→ **Questions to answer**
a – In the Claude and OpenClaw comments, what did the Nanoclaw bot prove useful at tracking?
b – Continue the Claude and OpenClaw comments from where they stop.

Claude also burns much more liberally through tokens, eg reading through entire irrelevant docs.
Openclaw is great for resolving this since I much more control which work goes where and also gives a much better user experience without all the back and forth to understand what context it has (my use case is to build things from my phone while I’m in senseless meetings in my day job).
Fully agree on the alternatives. In the end Claude’s experience is worse, while it still makes bad decisions if you let it. Better to get a good workflow on a less capable model.
This one passes the Golden Rule test for me. I treat them as I would have them treat me which is that we both will work with whatever makes economic sense.
It's like if I buy a hot dog every month and they tell me they're raising the price next month, or discontinuing honey mustard. Inconvenient but they're not doing anything wrong.
Especially since, given my back of the napkin math, they're giving us a pretty decent discount on the subscription plans.
the $200 tier math only works because humans have to type, read, and eventually go to sleep. OpenClaw replaced that human latency with a non-blocking while true loop. tbh they aren't really defending an ecosystem here, they are just desperately patching a hole in their unit economics that collapsed the second the meat bottleneck was removed.
It is a pity though. For less than an hour of setup the Nanoclaw bot proved enormously useful at tracking meal times, training progress, etc and the interface was easy enough for the family to get involved. The ease of setup was really remarkable, and Anthropic creating artificial barriers just seems user hostile.

→ **Given data**
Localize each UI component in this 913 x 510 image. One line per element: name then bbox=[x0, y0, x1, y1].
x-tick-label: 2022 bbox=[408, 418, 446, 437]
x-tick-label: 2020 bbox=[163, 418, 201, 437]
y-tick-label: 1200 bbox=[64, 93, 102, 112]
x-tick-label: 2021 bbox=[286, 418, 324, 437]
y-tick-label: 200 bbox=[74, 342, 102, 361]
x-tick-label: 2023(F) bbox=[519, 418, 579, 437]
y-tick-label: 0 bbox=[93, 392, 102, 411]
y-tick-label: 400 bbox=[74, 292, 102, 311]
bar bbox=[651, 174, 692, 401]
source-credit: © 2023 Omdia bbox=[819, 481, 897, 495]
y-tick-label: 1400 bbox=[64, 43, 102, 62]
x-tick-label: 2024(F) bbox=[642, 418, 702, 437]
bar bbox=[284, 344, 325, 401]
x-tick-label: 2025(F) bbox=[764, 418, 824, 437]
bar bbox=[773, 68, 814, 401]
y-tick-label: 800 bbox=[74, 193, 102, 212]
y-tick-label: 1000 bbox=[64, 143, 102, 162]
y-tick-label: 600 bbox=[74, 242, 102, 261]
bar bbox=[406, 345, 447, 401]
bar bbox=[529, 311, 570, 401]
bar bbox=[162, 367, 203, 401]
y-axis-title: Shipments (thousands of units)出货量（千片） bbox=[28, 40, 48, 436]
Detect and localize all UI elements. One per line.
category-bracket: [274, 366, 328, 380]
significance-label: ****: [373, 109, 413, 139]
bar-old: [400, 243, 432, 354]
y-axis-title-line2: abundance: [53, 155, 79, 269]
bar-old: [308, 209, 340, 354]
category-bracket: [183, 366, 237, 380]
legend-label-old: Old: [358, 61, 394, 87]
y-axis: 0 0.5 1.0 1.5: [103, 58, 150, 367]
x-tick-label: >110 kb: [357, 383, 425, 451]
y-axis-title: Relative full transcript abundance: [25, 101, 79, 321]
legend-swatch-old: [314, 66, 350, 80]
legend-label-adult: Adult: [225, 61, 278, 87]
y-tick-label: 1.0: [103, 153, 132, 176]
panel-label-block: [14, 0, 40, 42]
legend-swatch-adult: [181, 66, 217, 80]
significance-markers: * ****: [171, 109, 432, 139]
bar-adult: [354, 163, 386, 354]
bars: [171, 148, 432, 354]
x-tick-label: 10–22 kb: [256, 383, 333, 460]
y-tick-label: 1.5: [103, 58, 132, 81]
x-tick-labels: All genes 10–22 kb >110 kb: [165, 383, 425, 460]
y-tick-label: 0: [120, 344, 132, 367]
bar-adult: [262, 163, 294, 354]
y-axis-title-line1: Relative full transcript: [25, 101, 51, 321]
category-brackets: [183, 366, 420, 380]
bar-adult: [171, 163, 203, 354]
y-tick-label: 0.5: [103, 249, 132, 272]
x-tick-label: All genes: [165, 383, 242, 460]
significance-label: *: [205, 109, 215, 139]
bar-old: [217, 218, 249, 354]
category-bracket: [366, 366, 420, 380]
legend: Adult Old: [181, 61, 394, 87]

→ **Outputs for the tasks**
a – Meal times and training progress.

b –
Personally idk why they dont just make Claude Code more open source friendly. Let the community do PRs for Claude Code. Let us change the tooling, if I could use their own client but swap out the tools it calls and how, I would use like 90% less tokens.
I suspect the same for the forced high AI usage quotas for developers at MS etc. We've had multiple generations of models trained on all of the code that's available and there are diminishing returns on how much that data can do for training now. Newly published publicly available data is also made up of a significant portion of slop.
The best way to get fresh training data from real human brains might be to have real humans use your first party tools where you control all of the telemetry.
How is what you are asking for different from what they are saying?
> you’ll no longer be able to use your Claude subscription limits for third-party harnesses including OpenClaw.
My understanding is that Conductor and others aren't using it.
The GPU also takes around $500-$1000 in electricity, and even then you won't be able to run a model of as good quality as anthropic.
It's also hard to justify since who knows how quickly it will be outdated, like maybe soon you'll need a blackwell chip (like a $100k PC, check out the NVIDIA DGX Station) to run a decent model.
... It'll take a lot more than a year to pay back a model capable of running openclaw with any sort of reasonable performance.
Or can you report that you've had good luck with a Strix Halo or local GPU for less than $40k up-front costs?
You can use your Claude Code subscription with third-party tools, but you have to use the Claude Code harness. Or, you use the API. OpenClaw could use the Claude Code harness, but they don't.
Just look at how Sam Altman has led OpenAI step by step to dominate—and choke out—Anthropic, a company founded by the group of engineers who were once part of the turmoil at OpenAI.
Anthorpic's product thinking is terrible even though it is technically very good.
OpenAI seems to mostly be chasing the consumer market, but not doing great at it.
IMO, the goal here is clear: they want them to use their software, have people build an ecosystem around their software, they want to have visibility around their software.
It's never about capacity or usage, they just want to have the claude ecosystem, there is a reason why they don't support AGENTS.MD or other initiatives, they want everything to be theirs and theirs alone. You can argue that 'well fair', but to me this is clear abuse of their position in the market.